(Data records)
+++

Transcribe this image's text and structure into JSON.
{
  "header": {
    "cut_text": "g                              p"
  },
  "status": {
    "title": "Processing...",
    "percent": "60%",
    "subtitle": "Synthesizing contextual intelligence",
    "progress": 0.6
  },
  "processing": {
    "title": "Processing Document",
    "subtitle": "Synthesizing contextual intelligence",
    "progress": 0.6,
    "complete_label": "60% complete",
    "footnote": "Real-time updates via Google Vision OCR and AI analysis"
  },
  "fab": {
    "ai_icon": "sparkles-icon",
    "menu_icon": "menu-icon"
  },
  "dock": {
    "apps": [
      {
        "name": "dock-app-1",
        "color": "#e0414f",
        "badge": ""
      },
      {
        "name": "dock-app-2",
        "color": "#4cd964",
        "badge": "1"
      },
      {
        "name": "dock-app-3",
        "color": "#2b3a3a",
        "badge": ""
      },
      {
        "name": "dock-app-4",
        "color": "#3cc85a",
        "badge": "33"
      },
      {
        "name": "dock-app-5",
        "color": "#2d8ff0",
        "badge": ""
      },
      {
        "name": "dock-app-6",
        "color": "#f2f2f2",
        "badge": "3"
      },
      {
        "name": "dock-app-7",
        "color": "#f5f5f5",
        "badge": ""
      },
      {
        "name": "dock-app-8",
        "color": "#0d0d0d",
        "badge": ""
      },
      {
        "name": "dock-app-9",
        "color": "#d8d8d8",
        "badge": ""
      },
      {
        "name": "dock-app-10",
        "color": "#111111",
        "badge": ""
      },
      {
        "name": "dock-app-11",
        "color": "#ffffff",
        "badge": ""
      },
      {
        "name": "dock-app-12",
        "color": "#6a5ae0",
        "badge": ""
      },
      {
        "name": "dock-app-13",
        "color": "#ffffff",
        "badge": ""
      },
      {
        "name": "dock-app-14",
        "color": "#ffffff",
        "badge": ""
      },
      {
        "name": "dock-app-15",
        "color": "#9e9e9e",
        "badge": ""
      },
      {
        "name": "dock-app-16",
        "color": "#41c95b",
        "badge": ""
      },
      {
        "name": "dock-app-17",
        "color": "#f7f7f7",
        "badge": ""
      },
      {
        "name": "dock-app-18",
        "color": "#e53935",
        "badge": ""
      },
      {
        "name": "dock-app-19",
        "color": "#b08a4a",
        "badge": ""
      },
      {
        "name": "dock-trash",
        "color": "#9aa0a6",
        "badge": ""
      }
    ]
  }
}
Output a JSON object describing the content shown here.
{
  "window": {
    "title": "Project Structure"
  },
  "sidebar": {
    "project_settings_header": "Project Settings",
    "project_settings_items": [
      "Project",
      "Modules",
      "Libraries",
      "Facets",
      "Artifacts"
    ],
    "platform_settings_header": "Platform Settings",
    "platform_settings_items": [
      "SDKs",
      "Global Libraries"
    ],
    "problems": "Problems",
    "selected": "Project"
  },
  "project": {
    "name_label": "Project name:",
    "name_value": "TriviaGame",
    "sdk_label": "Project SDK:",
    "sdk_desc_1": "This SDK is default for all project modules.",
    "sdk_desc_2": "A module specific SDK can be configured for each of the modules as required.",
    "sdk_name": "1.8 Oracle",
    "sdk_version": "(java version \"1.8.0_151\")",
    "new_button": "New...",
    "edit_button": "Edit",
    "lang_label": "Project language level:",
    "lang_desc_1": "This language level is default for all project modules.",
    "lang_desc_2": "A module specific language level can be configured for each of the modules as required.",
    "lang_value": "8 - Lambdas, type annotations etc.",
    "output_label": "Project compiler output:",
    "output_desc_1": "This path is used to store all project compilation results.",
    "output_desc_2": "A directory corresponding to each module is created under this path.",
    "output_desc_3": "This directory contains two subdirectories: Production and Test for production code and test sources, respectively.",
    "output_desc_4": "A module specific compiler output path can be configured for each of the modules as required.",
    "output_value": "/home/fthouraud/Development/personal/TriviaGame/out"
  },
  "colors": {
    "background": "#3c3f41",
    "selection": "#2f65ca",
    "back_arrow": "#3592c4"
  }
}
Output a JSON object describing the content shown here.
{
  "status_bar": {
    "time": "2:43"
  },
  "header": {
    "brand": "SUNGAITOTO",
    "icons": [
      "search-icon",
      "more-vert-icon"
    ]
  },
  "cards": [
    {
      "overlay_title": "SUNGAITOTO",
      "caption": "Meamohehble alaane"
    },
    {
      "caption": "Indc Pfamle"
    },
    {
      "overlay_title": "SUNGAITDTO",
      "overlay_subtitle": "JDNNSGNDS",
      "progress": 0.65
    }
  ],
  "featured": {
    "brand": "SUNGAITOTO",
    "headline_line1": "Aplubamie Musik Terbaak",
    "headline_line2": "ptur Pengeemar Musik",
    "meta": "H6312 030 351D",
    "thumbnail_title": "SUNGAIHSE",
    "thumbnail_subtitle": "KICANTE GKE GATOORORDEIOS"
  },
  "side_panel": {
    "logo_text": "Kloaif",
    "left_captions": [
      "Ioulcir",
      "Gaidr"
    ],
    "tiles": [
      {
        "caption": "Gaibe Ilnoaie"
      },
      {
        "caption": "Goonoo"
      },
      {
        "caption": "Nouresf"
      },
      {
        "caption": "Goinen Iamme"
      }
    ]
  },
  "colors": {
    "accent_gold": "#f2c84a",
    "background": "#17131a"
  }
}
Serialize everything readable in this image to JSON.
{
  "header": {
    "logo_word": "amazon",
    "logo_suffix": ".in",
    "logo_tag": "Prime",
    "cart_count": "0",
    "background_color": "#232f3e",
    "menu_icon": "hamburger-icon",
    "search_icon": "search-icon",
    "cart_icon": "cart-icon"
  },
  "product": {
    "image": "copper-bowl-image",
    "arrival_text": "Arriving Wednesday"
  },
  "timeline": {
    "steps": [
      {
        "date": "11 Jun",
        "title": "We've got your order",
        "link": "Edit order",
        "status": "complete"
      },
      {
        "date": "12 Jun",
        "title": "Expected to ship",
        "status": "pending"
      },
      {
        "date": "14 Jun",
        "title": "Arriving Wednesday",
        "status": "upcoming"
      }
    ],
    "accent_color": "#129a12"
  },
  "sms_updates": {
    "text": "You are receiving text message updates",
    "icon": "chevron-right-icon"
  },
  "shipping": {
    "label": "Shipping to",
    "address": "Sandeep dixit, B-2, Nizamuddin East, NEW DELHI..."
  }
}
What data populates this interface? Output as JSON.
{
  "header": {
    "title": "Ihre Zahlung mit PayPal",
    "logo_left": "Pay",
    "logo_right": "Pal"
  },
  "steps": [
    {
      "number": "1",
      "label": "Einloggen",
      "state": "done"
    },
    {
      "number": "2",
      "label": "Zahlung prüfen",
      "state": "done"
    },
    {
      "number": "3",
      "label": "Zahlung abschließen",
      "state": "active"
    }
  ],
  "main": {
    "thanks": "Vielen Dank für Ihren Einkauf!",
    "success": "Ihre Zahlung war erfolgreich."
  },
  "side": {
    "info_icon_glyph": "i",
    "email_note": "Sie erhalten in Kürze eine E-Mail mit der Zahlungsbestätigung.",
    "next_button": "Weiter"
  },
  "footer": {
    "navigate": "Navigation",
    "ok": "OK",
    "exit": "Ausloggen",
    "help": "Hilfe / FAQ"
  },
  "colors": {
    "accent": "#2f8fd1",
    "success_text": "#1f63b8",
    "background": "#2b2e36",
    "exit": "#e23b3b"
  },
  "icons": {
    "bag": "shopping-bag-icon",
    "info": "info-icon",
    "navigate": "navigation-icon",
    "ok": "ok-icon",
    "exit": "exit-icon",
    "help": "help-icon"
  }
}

+++

### What to do
Copy out the full set of records precisely, leaving nothing out.

### Task answer
Transcribe this image's text and structure into JSON.
{
  "header": {
    "cut_text": "g                              p"
  },
  "status": {
    "title": "Processing...",
    "percent": "60%",
    "subtitle": "Synthesizing contextual intelligence",
    "progress": 0.6
  },
  "processing": {
    "title": "Processing Document",
    "subtitle": "Synthesizing contextual intelligence",
    "progress": 0.6,
    "complete_label": "60% complete",
    "footnote": "Real-time updates via Google Vision OCR and AI analysis"
  },
  "fab": {
    "ai_icon": "sparkles-icon",
    "menu_icon": "menu-icon"
  },
  "dock": {
    "apps": [
      {
        "name": "dock-app-1",
        "color": "#e0414f",
        "badge": ""
      },
      {
        "name": "dock-app-2",
        "color": "#4cd964",
        "badge": "1"
      },
      {
        "name": "dock-app-3",
        "color": "#2b3a3a",
        "badge": ""
      },
      {
        "name": "dock-app-4",
        "color": "#3cc85a",
        "badge": "33"
      },
      {
        "name": "dock-app-5",
        "color": "#2d8ff0",
        "badge": ""
      },
      {
        "name": "dock-app-6",
        "color": "#f2f2f2",
        "badge": "3"
      },
      {
        "name": "dock-app-7",
        "color": "#f5f5f5",
        "badge": ""
      },
      {
        "name": "dock-app-8",
        "color": "#0d0d0d",
        "badge": ""
      },
      {
        "name": "dock-app-9",
        "color": "#d8d8d8",
        "badge": ""
      },
      {
        "name": "dock-app-10",
        "color": "#111111",
        "badge": ""
      },
      {
        "name": "dock-app-11",
        "color": "#ffffff",
        "badge": ""
      },
      {
        "name": "dock-app-12",
        "color": "#6a5ae0",
        "badge": ""
      },
      {
        "name": "dock-app-13",
        "color": "#ffffff",
        "badge": ""
      },
      {
        "name": "dock-app-14",
        "color": "#ffffff",
        "badge": ""
      },
      {
        "name": "dock-app-15",
        "color": "#9e9e9e",
        "badge": ""
      },
      {
        "name": "dock-app-16",
        "color": "#41c95b",
        "badge": ""
      },
      {
        "name": "dock-app-17",
        "color": "#f7f7f7",
        "badge": ""
      },
      {
        "name": "dock-app-18",
        "color": "#e53935",
        "badge": ""
      },
      {
        "name": "dock-app-19",
        "color": "#b08a4a",
        "badge": ""
      },
      {
        "name": "dock-trash",
        "color": "#9aa0a6",
        "badge": ""
      }
    ]
  }
}
Output a JSON object describing the content shown here.
{
  "window": {
    "title": "Project Structure"
  },
  "sidebar": {
    "project_settings_header": "Project Settings",
    "project_settings_items": [
      "Project",
      "Modules",
      "Libraries",
      "Facets",
      "Artifacts"
    ],
    "platform_settings_header": "Platform Settings",
    "platform_settings_items": [
      "SDKs",
      "Global Libraries"
    ],
    "problems": "Problems",
    "selected": "Project"
  },
  "project": {
    "name_label": "Project name:",
    "name_value": "TriviaGame",
    "sdk_label": "Project SDK:",
    "sdk_desc_1": "This SDK is default for all project modules.",
    "sdk_desc_2": "A module specific SDK can be configured for each of the modules as required.",
    "sdk_name": "1.8 Oracle",
    "sdk_version": "(java version \"1.8.0_151\")",
    "new_button": "New...",
    "edit_button": "Edit",
    "lang_label": "Project language level:",
    "lang_desc_1": "This language level is default for all project modules.",
    "lang_desc_2": "A module specific language level can be configured for each of the modules as required.",
    "lang_value": "8 - Lambdas, type annotations etc.",
    "output_label": "Project compiler output:",
    "output_desc_1": "This path is used to store all project compilation results.",
    "output_desc_2": "A directory corresponding to each module is created under this path.",
    "output_desc_3": "This directory contains two subdirectories: Production and Test for production code and test sources, respectively.",
    "output_desc_4": "A module specific compiler output path can be configured for each of the modules as required.",
    "output_value": "/home/fthouraud/Development/personal/TriviaGame/out"
  },
  "colors": {
    "background": "#3c3f41",
    "selection": "#2f65ca",
    "back_arrow": "#3592c4"
  }
}
Output a JSON object describing the content shown here.
{
  "status_bar": {
    "time": "2:43"
  },
  "header": {
    "brand": "SUNGAITOTO",
    "icons": [
      "search-icon",
      "more-vert-icon"
    ]
  },
  "cards": [
    {
      "overlay_title": "SUNGAITOTO",
      "caption": "Meamohehble alaane"
    },
    {
      "caption": "Indc Pfamle"
    },
    {
      "overlay_title": "SUNGAITDTO",
      "overlay_subtitle": "JDNNSGNDS",
      "progress": 0.65
    }
  ],
  "featured": {
    "brand": "SUNGAITOTO",
    "headline_line1": "Aplubamie Musik Terbaak",
    "headline_line2": "ptur Pengeemar Musik",
    "meta": "H6312 030 351D",
    "thumbnail_title": "SUNGAIHSE",
    "thumbnail_subtitle": "KICANTE GKE GATOORORDEIOS"
  },
  "side_panel": {
    "logo_text": "Kloaif",
    "left_captions": [
      "Ioulcir",
      "Gaidr"
    ],
    "tiles": [
      {
        "caption": "Gaibe Ilnoaie"
      },
      {
        "caption": "Goonoo"
      },
      {
        "caption": "Nouresf"
      },
      {
        "caption": "Goinen Iamme"
      }
    ]
  },
  "colors": {
    "accent_gold": "#f2c84a",
    "background": "#17131a"
  }
}
Serialize everything readable in this image to JSON.
{
  "header": {
    "logo_word": "amazon",
    "logo_suffix": ".in",
    "logo_tag": "Prime",
    "cart_count": "0",
    "background_color": "#232f3e",
    "menu_icon": "hamburger-icon",
    "search_icon": "search-icon",
    "cart_icon": "cart-icon"
  },
  "product": {
    "image": "copper-bowl-image",
    "arrival_text": "Arriving Wednesday"
  },
  "timeline": {
    "steps": [
      {
        "date": "11 Jun",
        "title": "We've got your order",
        "link": "Edit order",
        "status": "complete"
      },
      {
        "date": "12 Jun",
        "title": "Expected to ship",
        "status": "pending"
      },
      {
        "date": "14 Jun",
        "title": "Arriving Wednesday",
        "status": "upcoming"
      }
    ],
    "accent_color": "#129a12"
  },
  "sms_updates": {
    "text": "You are receiving text message updates",
    "icon": "chevron-right-icon"
  },
  "shipping": {
    "label": "Shipping to",
    "address": "Sandeep dixit, B-2, Nizamuddin East, NEW DELHI..."
  }
}
What data populates this interface? Output as JSON.
{
  "header": {
    "title": "Ihre Zahlung mit PayPal",
    "logo_left": "Pay",
    "logo_right": "Pal"
  },
  "steps": [
    {
      "number": "1",
      "label": "Einloggen",
      "state": "done"
    },
    {
      "number": "2",
      "label": "Zahlung prüfen",
      "state": "done"
    },
    {
      "number": "3",
      "label": "Zahlung abschließen",
      "state": "active"
    }
  ],
  "main": {
    "thanks": "Vielen Dank für Ihren Einkauf!",
    "success": "Ihre Zahlung war erfolgreich."
  },
  "side": {
    "info_icon_glyph": "i",
    "email_note": "Sie erhalten in Kürze eine E-Mail mit der Zahlungsbestätigung.",
    "next_button": "Weiter"
  },
  "footer": {
    "navigate": "Navigation",
    "ok": "OK",
    "exit": "Ausloggen",
    "help": "Hilfe / FAQ"
  },
  "colors": {
    "accent": "#2f8fd1",
    "success_text": "#1f63b8",
    "background": "#2b2e36",
    "exit": "#e23b3b"
  },
  "icons": {
    "bag": "shopping-bag-icon",
    "info": "info-icon",
    "navigate": "navigation-icon",
    "ok": "ok-icon",
    "exit": "exit-icon",
    "help": "help-icon"
  }
}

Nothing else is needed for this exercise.